_Document segment_
-*-*-

2. Observability is built in
Every agent step, tool call, retry, and LLM call emits a structured event. Token counts, timings, errors, tool arguments — all of it, no extra code:
var ctx = new AgentContext()
.WithLogging()
.WithTracing(out var trace);
await agent.RunAsync("...", ctx);
Pipe it to a console, file, or OpenTelemetry collector. When a customer reports a bad answer, you can pull up the full trace. No black boxes.
3. Zero hidden runtime dependencies
LogicGrid targets netstandard2.0, net6.0, and net8.0. The full SBOM ships in the public repo as bom.json. The dependency graph is small enough that you can audit every package before it touches your build server.
This matters for air-gapped enterprise deployments where every transitive dependency is a question to answer.
What's in the box
The framework is split across five NuGet packages so you only pull in what you need:
dotnet add package LogicGrid.Core # Agents, admins, orchestration, events
dotnet add package LogicGrid.Memory # Vector stores, embeddings, hybrid search
dotnet add package LogicGrid.Rag # Full RAG pipeline
dotnet add package LogicGrid.Tools # Tool / function calling
dotnet add package LogicGrid.Mcp # MCP (Model Context Protocol) client
Highlights:
- Multi-agent orchestration — Sequential, GroupChat, Graph, Parallel, MapReduce, Reflexion
- Hybrid search — BM25 + dense retrieval fused with Reciprocal Rank Fusion. Beats either alone for codes, IDs, proper nouns
- Tool calling — Define tools as plain C# methods with attributes. Schema is generated for you
- MCP client — Talk to any MCP server, stdio or HTTP, including resumable sessions
- Observability — Structured events, console / file / OTel sinks, run tracing for audit
A 5-minute example
dotnet add package LogicGrid.Core
ollama pull llama3.2
using LogicGrid.Core.Agents;
using LogicGrid.Core.Llm;
var llm = LlmClientBase.Ollama("llama3.2");
IAgent agent = new Agent<string>(
name: "Helper",
description: "Answers questions concisely.",
systemPrompt: "Answer in one short sentence.",
llm: llm);
Console.WriteLine(
await agent.RunAsync("What is the capital of France?", new AgentContext("ask")));
Three using statements. Four logical lines. No appsettings.json ritual, no DI registration dance.

-*-*-

_Supplied entries_
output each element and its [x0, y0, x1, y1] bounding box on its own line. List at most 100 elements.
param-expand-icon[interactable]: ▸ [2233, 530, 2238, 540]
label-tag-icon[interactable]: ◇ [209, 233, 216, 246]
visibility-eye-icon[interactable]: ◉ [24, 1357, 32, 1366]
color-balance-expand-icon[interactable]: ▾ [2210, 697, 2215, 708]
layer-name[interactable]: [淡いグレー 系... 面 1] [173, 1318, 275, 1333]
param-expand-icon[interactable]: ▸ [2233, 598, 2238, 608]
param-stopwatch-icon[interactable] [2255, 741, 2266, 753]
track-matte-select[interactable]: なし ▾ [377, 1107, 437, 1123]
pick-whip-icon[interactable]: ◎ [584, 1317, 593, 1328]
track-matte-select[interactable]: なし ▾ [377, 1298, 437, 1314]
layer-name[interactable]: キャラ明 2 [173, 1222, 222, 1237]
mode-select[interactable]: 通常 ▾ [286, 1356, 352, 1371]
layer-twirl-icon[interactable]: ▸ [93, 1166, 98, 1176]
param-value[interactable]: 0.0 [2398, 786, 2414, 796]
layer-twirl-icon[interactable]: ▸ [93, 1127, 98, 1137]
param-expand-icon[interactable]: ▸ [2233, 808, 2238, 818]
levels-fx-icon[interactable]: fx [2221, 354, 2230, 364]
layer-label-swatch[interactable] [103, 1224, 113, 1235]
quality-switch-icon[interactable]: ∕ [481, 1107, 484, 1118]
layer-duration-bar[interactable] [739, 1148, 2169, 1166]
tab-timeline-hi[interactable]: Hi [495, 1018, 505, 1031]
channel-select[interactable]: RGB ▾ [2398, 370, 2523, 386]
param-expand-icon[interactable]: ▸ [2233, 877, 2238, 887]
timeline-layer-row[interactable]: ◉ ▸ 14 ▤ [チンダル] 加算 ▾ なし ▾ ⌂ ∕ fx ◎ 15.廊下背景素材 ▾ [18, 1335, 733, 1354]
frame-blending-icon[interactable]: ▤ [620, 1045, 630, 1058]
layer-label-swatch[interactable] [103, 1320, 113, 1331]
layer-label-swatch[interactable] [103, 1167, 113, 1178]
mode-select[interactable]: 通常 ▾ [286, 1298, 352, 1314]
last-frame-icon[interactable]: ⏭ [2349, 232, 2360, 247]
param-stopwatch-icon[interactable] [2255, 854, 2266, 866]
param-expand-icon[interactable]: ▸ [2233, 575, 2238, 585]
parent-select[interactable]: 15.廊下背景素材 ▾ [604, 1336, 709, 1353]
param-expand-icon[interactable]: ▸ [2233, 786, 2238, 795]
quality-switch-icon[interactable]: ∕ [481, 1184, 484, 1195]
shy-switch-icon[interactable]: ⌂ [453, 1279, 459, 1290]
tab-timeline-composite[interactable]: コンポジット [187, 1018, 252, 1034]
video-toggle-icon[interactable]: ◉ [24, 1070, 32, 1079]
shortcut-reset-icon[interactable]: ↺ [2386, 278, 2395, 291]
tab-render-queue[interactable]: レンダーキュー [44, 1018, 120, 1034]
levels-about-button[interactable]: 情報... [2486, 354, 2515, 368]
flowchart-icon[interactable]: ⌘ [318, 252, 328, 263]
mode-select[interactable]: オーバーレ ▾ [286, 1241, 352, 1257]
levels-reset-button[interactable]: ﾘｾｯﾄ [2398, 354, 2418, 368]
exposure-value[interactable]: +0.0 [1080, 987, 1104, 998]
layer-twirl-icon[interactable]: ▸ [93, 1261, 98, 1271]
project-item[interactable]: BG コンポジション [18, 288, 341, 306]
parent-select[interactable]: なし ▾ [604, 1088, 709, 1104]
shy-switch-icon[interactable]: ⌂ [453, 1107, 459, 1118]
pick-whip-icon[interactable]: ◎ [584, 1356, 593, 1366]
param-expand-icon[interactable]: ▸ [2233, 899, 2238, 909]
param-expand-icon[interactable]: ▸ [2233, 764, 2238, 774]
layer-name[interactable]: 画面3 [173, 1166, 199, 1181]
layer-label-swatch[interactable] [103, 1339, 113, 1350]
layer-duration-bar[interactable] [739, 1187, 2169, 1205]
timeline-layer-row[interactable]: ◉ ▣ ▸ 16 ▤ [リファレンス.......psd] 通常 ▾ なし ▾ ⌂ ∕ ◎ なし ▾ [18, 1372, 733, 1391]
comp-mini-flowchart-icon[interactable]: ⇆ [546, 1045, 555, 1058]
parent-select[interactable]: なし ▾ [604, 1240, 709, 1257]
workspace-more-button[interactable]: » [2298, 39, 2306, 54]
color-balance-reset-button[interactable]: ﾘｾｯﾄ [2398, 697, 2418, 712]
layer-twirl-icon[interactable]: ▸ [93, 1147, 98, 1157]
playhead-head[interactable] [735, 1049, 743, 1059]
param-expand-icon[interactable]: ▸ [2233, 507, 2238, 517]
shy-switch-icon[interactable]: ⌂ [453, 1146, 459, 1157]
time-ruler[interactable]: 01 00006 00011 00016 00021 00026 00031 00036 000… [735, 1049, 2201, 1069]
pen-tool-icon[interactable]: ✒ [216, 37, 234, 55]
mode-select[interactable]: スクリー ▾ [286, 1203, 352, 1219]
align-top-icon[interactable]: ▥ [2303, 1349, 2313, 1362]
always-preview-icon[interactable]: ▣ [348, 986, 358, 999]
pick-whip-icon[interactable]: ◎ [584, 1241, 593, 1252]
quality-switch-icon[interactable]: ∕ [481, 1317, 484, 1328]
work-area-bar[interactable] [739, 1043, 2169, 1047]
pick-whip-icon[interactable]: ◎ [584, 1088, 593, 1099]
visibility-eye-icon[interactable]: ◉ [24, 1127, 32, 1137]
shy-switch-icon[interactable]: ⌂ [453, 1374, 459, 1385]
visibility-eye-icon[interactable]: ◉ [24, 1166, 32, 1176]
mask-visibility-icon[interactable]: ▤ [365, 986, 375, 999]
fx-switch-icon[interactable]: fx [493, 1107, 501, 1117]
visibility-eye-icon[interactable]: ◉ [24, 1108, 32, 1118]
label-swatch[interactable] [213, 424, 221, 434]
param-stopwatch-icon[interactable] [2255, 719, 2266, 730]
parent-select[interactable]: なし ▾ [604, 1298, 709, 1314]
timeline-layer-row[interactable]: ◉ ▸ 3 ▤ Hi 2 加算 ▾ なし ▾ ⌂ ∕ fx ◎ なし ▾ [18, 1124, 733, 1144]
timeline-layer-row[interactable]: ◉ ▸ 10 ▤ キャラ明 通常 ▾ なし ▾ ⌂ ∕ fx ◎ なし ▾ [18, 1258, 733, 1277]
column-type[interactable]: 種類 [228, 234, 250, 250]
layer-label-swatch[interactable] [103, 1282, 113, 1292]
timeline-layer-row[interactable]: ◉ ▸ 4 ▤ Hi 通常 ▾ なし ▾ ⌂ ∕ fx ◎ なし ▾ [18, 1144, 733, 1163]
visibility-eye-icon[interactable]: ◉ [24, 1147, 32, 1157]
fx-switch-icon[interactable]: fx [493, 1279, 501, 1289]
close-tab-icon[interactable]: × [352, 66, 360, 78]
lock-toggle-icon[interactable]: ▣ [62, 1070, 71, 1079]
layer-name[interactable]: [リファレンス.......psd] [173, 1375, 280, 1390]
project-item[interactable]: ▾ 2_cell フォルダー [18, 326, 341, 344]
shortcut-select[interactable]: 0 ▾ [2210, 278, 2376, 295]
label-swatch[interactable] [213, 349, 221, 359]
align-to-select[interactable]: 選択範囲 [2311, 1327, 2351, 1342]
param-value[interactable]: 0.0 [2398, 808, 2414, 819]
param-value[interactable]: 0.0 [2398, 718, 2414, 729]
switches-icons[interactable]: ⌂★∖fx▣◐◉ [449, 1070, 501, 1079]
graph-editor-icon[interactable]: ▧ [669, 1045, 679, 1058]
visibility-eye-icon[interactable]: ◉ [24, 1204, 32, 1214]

-*-*-

_Assignment_
Using the LogicGrid write-up, please explain in one to three sentences why it says its small dependency graph matters.

_Answer to this problem_
The dependency graph is small enough that every package can be audited before it touches the build server. That matters for air-gapped enterprise deployments, where every transitive dependency is a question to answer.